Extracted material
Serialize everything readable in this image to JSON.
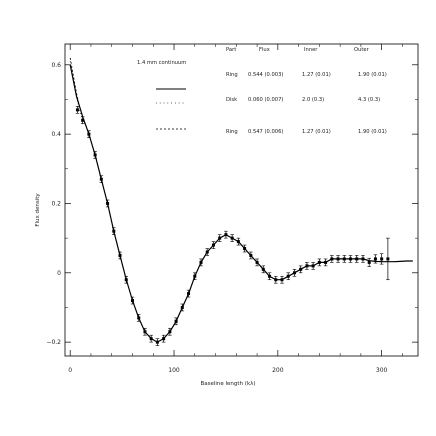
{
  "chart_data": {
    "type": "scatter",
    "xlabel": "Baseline length (kλ)",
    "ylabel": "Flux density",
    "xlim": [
      -5,
      335
    ],
    "ylim": [
      -0.24,
      0.66
    ],
    "x_ticks": [
      0,
      100,
      200,
      300
    ],
    "x_tick_labels": [
      "0",
      "100",
      "200",
      "300"
    ],
    "y_ticks": [
      -0.2,
      0,
      0.2,
      0.4,
      0.6
    ],
    "y_tick_labels": [
      "−0.2",
      "0",
      "0.2",
      "0.4",
      "0.6"
    ],
    "grid": false,
    "legend_position": "top-right",
    "legend_label": "1.4 mm continuum",
    "table": {
      "headers": [
        "Part",
        "Flux",
        "Inner",
        "Outer"
      ],
      "rows": [
        {
          "part": "Ring",
          "flux": "0.544 (0.003)",
          "inner": "1.27 (0.01)",
          "outer": "1.90 (0.01)",
          "line_style": "solid"
        },
        {
          "part": "Disk",
          "flux": "0.060 (0.007)",
          "inner": "2.0 (0.3)",
          "outer": "4.3 (0.3)",
          "line_style": "dotted"
        },
        {
          "part": "Ring",
          "flux": "0.547 (0.006)",
          "inner": "1.27 (0.01)",
          "outer": "1.90 (0.01)",
          "line_style": "dashed"
        }
      ]
    },
    "series": [
      {
        "kind": "data points with error bars",
        "points": [
          {
            "x": 7,
            "y": 0.47,
            "err": 0.01
          },
          {
            "x": 12,
            "y": 0.44,
            "err": 0.01
          },
          {
            "x": 18,
            "y": 0.4,
            "err": 0.01
          },
          {
            "x": 24,
            "y": 0.34,
            "err": 0.01
          },
          {
            "x": 30,
            "y": 0.27,
            "err": 0.01
          },
          {
            "x": 36,
            "y": 0.2,
            "err": 0.01
          },
          {
            "x": 42,
            "y": 0.12,
            "err": 0.01
          },
          {
            "x": 48,
            "y": 0.05,
            "err": 0.01
          },
          {
            "x": 54,
            "y": -0.02,
            "err": 0.01
          },
          {
            "x": 60,
            "y": -0.08,
            "err": 0.01
          },
          {
            "x": 66,
            "y": -0.13,
            "err": 0.01
          },
          {
            "x": 72,
            "y": -0.17,
            "err": 0.01
          },
          {
            "x": 78,
            "y": -0.19,
            "err": 0.01
          },
          {
            "x": 84,
            "y": -0.2,
            "err": 0.01
          },
          {
            "x": 90,
            "y": -0.19,
            "err": 0.01
          },
          {
            "x": 96,
            "y": -0.17,
            "err": 0.01
          },
          {
            "x": 102,
            "y": -0.14,
            "err": 0.01
          },
          {
            "x": 108,
            "y": -0.1,
            "err": 0.01
          },
          {
            "x": 114,
            "y": -0.06,
            "err": 0.01
          },
          {
            "x": 120,
            "y": -0.01,
            "err": 0.01
          },
          {
            "x": 126,
            "y": 0.03,
            "err": 0.01
          },
          {
            "x": 132,
            "y": 0.06,
            "err": 0.01
          },
          {
            "x": 138,
            "y": 0.08,
            "err": 0.01
          },
          {
            "x": 144,
            "y": 0.1,
            "err": 0.01
          },
          {
            "x": 150,
            "y": 0.11,
            "err": 0.01
          },
          {
            "x": 156,
            "y": 0.1,
            "err": 0.01
          },
          {
            "x": 162,
            "y": 0.09,
            "err": 0.01
          },
          {
            "x": 168,
            "y": 0.07,
            "err": 0.01
          },
          {
            "x": 174,
            "y": 0.05,
            "err": 0.01
          },
          {
            "x": 180,
            "y": 0.03,
            "err": 0.01
          },
          {
            "x": 186,
            "y": 0.01,
            "err": 0.01
          },
          {
            "x": 192,
            "y": -0.01,
            "err": 0.01
          },
          {
            "x": 198,
            "y": -0.02,
            "err": 0.01
          },
          {
            "x": 204,
            "y": -0.02,
            "err": 0.01
          },
          {
            "x": 210,
            "y": -0.01,
            "err": 0.01
          },
          {
            "x": 216,
            "y": 0.0,
            "err": 0.01
          },
          {
            "x": 222,
            "y": 0.01,
            "err": 0.01
          },
          {
            "x": 228,
            "y": 0.02,
            "err": 0.01
          },
          {
            "x": 234,
            "y": 0.02,
            "err": 0.01
          },
          {
            "x": 240,
            "y": 0.03,
            "err": 0.01
          },
          {
            "x": 246,
            "y": 0.03,
            "err": 0.01
          },
          {
            "x": 252,
            "y": 0.04,
            "err": 0.01
          },
          {
            "x": 258,
            "y": 0.04,
            "err": 0.01
          },
          {
            "x": 264,
            "y": 0.04,
            "err": 0.01
          },
          {
            "x": 270,
            "y": 0.04,
            "err": 0.01
          },
          {
            "x": 276,
            "y": 0.04,
            "err": 0.01
          },
          {
            "x": 282,
            "y": 0.04,
            "err": 0.01
          },
          {
            "x": 288,
            "y": 0.03,
            "err": 0.012
          },
          {
            "x": 294,
            "y": 0.04,
            "err": 0.012
          },
          {
            "x": 300,
            "y": 0.04,
            "err": 0.015
          },
          {
            "x": 306,
            "y": 0.04,
            "err": 0.06
          }
        ]
      },
      {
        "kind": "model curve",
        "line_style": "solid",
        "x": [
          0,
          6,
          12,
          18,
          24,
          30,
          36,
          42,
          48,
          54,
          60,
          66,
          72,
          78,
          84,
          90,
          96,
          102,
          108,
          114,
          120,
          126,
          132,
          138,
          144,
          150,
          156,
          162,
          168,
          174,
          180,
          186,
          192,
          198,
          204,
          210,
          216,
          222,
          228,
          234,
          240,
          246,
          252,
          258,
          264,
          270,
          276,
          282,
          288,
          294,
          300,
          306,
          312,
          318,
          324,
          330
        ],
        "y": [
          0.6,
          0.51,
          0.45,
          0.4,
          0.34,
          0.27,
          0.2,
          0.12,
          0.05,
          -0.02,
          -0.08,
          -0.13,
          -0.17,
          -0.19,
          -0.2,
          -0.19,
          -0.17,
          -0.14,
          -0.1,
          -0.06,
          -0.01,
          0.03,
          0.06,
          0.08,
          0.1,
          0.11,
          0.1,
          0.09,
          0.07,
          0.05,
          0.03,
          0.01,
          -0.01,
          -0.02,
          -0.02,
          -0.01,
          0.0,
          0.01,
          0.02,
          0.02,
          0.03,
          0.03,
          0.04,
          0.04,
          0.04,
          0.04,
          0.04,
          0.04,
          0.035,
          0.033,
          0.032,
          0.032,
          0.032,
          0.033,
          0.034,
          0.034
        ]
      },
      {
        "kind": "model curve",
        "line_style": "dashed",
        "x": [
          0,
          3,
          6,
          9,
          12
        ],
        "y": [
          0.62,
          0.57,
          0.52,
          0.48,
          0.45
        ]
      },
      {
        "kind": "model curve",
        "line_style": "dotted",
        "x": [
          0,
          3,
          6,
          9,
          12
        ],
        "y": [
          0.61,
          0.56,
          0.51,
          0.47,
          0.44
        ]
      }
    ]
  }
}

Problem details
Repeat the full listing above exactly, with no pictures in the copy.

Final answer
Serialize everything readable in this image to JSON.
{
  "chart_data": {
    "type": "scatter",
    "xlabel": "Baseline length (kλ)",
    "ylabel": "Flux density",
    "xlim": [
      -5,
      335
    ],
    "ylim": [
      -0.24,
      0.66
    ],
    "x_ticks": [
      0,
      100,
      200,
      300
    ],
    "x_tick_labels": [
      "0",
      "100",
      "200",
      "300"
    ],
    "y_ticks": [
      -0.2,
      0,
      0.2,
      0.4,
      0.6
    ],
    "y_tick_labels": [
      "−0.2",
      "0",
      "0.2",
      "0.4",
      "0.6"
    ],
    "grid": false,
    "legend_position": "top-right",
    "legend_label": "1.4 mm continuum",
    "table": {
      "headers": [
        "Part",
        "Flux",
        "Inner",
        "Outer"
      ],
      "rows": [
        {
          "part": "Ring",
          "flux": "0.544 (0.003)",
          "inner": "1.27 (0.01)",
          "outer": "1.90 (0.01)",
          "line_style": "solid"
        },
        {
          "part": "Disk",
          "flux": "0.060 (0.007)",
          "inner": "2.0 (0.3)",
          "outer": "4.3 (0.3)",
          "line_style": "dotted"
        },
        {
          "part": "Ring",
          "flux": "0.547 (0.006)",
          "inner": "1.27 (0.01)",
          "outer": "1.90 (0.01)",
          "line_style": "dashed"
        }
      ]
    },
    "series": [
      {
        "kind": "data points with error bars",
        "points": [
          {
            "x": 7,
            "y": 0.47,
            "err": 0.01
          },
          {
            "x": 12,
            "y": 0.44,
            "err": 0.01
          },
          {
            "x": 18,
            "y": 0.4,
            "err": 0.01
          },
          {
            "x": 24,
            "y": 0.34,
            "err": 0.01
          },
          {
            "x": 30,
            "y": 0.27,
            "err": 0.01
          },
          {
            "x": 36,
            "y": 0.2,
            "err": 0.01
          },
          {
            "x": 42,
            "y": 0.12,
            "err": 0.01
          },
          {
            "x": 48,
            "y": 0.05,
            "err": 0.01
          },
          {
            "x": 54,
            "y": -0.02,
            "err": 0.01
          },
          {
            "x": 60,
            "y": -0.08,
            "err": 0.01
          },
          {
            "x": 66,
            "y": -0.13,
            "err": 0.01
          },
          {
            "x": 72,
            "y": -0.17,
            "err": 0.01
          },
          {
            "x": 78,
            "y": -0.19,
            "err": 0.01
          },
          {
            "x": 84,
            "y": -0.2,
            "err": 0.01
          },
          {
            "x": 90,
            "y": -0.19,
            "err": 0.01
          },
          {
            "x": 96,
            "y": -0.17,
            "err": 0.01
          },
          {
            "x": 102,
            "y": -0.14,
            "err": 0.01
          },
          {
            "x": 108,
            "y": -0.1,
            "err": 0.01
          },
          {
            "x": 114,
            "y": -0.06,
            "err": 0.01
          },
          {
            "x": 120,
            "y": -0.01,
            "err": 0.01
          },
          {
            "x": 126,
            "y": 0.03,
            "err": 0.01
          },
          {
            "x": 132,
            "y": 0.06,
            "err": 0.01
          },
          {
            "x": 138,
            "y": 0.08,
            "err": 0.01
          },
          {
            "x": 144,
            "y": 0.1,
            "err": 0.01
          },
          {
            "x": 150,
            "y": 0.11,
            "err": 0.01
          },
          {
            "x": 156,
            "y": 0.1,
            "err": 0.01
          },
          {
            "x": 162,
            "y": 0.09,
            "err": 0.01
          },
          {
            "x": 168,
            "y": 0.07,
            "err": 0.01
          },
          {
            "x": 174,
            "y": 0.05,
            "err": 0.01
          },
          {
            "x": 180,
            "y": 0.03,
            "err": 0.01
          },
          {
            "x": 186,
            "y": 0.01,
            "err": 0.01
          },
          {
            "x": 192,
            "y": -0.01,
            "err": 0.01
          },
          {
            "x": 198,
            "y": -0.02,
            "err": 0.01
          },
          {
            "x": 204,
            "y": -0.02,
            "err": 0.01
          },
          {
            "x": 210,
            "y": -0.01,
            "err": 0.01
          },
          {
            "x": 216,
            "y": 0.0,
            "err": 0.01
          },
          {
            "x": 222,
            "y": 0.01,
            "err": 0.01
          },
          {
            "x": 228,
            "y": 0.02,
            "err": 0.01
          },
          {
            "x": 234,
            "y": 0.02,
            "err": 0.01
          },
          {
            "x": 240,
            "y": 0.03,
            "err": 0.01
          },
          {
            "x": 246,
            "y": 0.03,
            "err": 0.01
          },
          {
            "x": 252,
            "y": 0.04,
            "err": 0.01
          },
          {
            "x": 258,
            "y": 0.04,
            "err": 0.01
          },
          {
            "x": 264,
            "y": 0.04,
            "err": 0.01
          },
          {
            "x": 270,
            "y": 0.04,
            "err": 0.01
          },
          {
            "x": 276,
            "y": 0.04,
            "err": 0.01
          },
          {
            "x": 282,
            "y": 0.04,
            "err": 0.01
          },
          {
            "x": 288,
            "y": 0.03,
            "err": 0.012
          },
          {
            "x": 294,
            "y": 0.04,
            "err": 0.012
          },
          {
            "x": 300,
            "y": 0.04,
            "err": 0.015
          },
          {
            "x": 306,
            "y": 0.04,
            "err": 0.06
          }
        ]
      },
      {
        "kind": "model curve",
        "line_style": "solid",
        "x": [
          0,
          6,
          12,
          18,
          24,
          30,
          36,
          42,
          48,
          54,
          60,
          66,
          72,
          78,
          84,
          90,
          96,
          102,
          108,
          114,
          120,
          126,
          132,
          138,
          144,
          150,
          156,
          162,
          168,
          174,
          180,
          186,
          192,
          198,
          204,
          210,
          216,
          222,
          228,
          234,
          240,
          246,
          252,
          258,
          264,
          270,
          276,
          282,
          288,
          294,
          300,
          306,
          312,
          318,
          324,
          330
        ],
        "y": [
          0.6,
          0.51,
          0.45,
          0.4,
          0.34,
          0.27,
          0.2,
          0.12,
          0.05,
          -0.02,
          -0.08,
          -0.13,
          -0.17,
          -0.19,
          -0.2,
          -0.19,
          -0.17,
          -0.14,
          -0.1,
          -0.06,
          -0.01,
          0.03,
          0.06,
          0.08,
          0.1,
          0.11,
          0.1,
          0.09,
          0.07,
          0.05,
          0.03,
          0.01,
          -0.01,
          -0.02,
          -0.02,
          -0.01,
          0.0,
          0.01,
          0.02,
          0.02,
          0.03,
          0.03,
          0.04,
          0.04,
          0.04,
          0.04,
          0.04,
          0.04,
          0.035,
          0.033,
          0.032,
          0.032,
          0.032,
          0.033,
          0.034,
          0.034
        ]
      },
      {
        "kind": "model curve",
        "line_style": "dashed",
        "x": [
          0,
          3,
          6,
          9,
          12
        ],
        "y": [
          0.62,
          0.57,
          0.52,
          0.48,
          0.45
        ]
      },
      {
        "kind": "model curve",
        "line_style": "dotted",
        "x": [
          0,
          3,
          6,
          9,
          12
        ],
        "y": [
          0.61,
          0.56,
          0.51,
          0.47,
          0.44
        ]
      }
    ]
  }
}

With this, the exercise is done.